**Data rows:**
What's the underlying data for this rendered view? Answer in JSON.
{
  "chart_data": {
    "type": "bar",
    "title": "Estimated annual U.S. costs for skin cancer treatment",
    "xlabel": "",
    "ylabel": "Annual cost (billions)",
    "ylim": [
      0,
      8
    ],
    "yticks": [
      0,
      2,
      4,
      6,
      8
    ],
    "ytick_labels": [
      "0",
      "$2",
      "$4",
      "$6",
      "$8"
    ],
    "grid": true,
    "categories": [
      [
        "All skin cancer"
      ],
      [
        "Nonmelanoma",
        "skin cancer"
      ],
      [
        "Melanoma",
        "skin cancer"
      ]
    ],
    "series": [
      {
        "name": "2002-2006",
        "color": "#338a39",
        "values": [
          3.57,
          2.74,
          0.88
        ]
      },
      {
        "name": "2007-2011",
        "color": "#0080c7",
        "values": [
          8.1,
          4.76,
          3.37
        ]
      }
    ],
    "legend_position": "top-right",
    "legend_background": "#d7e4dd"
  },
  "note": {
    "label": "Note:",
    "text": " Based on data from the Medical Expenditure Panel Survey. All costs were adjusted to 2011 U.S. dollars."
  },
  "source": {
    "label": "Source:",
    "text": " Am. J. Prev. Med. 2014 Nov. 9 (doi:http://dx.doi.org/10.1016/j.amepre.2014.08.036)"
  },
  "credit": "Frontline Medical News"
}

**Short problem:** Copy all the lines, exactly.

**Task solution:**
What's the underlying data for this rendered view? Answer in JSON.
{
  "chart_data": {
    "type": "bar",
    "title": "Estimated annual U.S. costs for skin cancer treatment",
    "xlabel": "",
    "ylabel": "Annual cost (billions)",
    "ylim": [
      0,
      8
    ],
    "yticks": [
      0,
      2,
      4,
      6,
      8
    ],
    "ytick_labels": [
      "0",
      "$2",
      "$4",
      "$6",
      "$8"
    ],
    "grid": true,
    "categories": [
      [
        "All skin cancer"
      ],
      [
        "Nonmelanoma",
        "skin cancer"
      ],
      [
        "Melanoma",
        "skin cancer"
      ]
    ],
    "series": [
      {
        "name": "2002-2006",
        "color": "#338a39",
        "values": [
          3.57,
          2.74,
          0.88
        ]
      },
      {
        "name": "2007-2011",
        "color": "#0080c7",
        "values": [
          8.1,
          4.76,
          3.37
        ]
      }
    ],
    "legend_position": "top-right",
    "legend_background": "#d7e4dd"
  },
  "note": {
    "label": "Note:",
    "text": " Based on data from the Medical Expenditure Panel Survey. All costs were adjusted to 2011 U.S. dollars."
  },
  "source": {
    "label": "Source:",
    "text": " Am. J. Prev. Med. 2014 Nov. 9 (doi:http://dx.doi.org/10.1016/j.amepre.2014.08.036)"
  },
  "credit": "Frontline Medical News"
}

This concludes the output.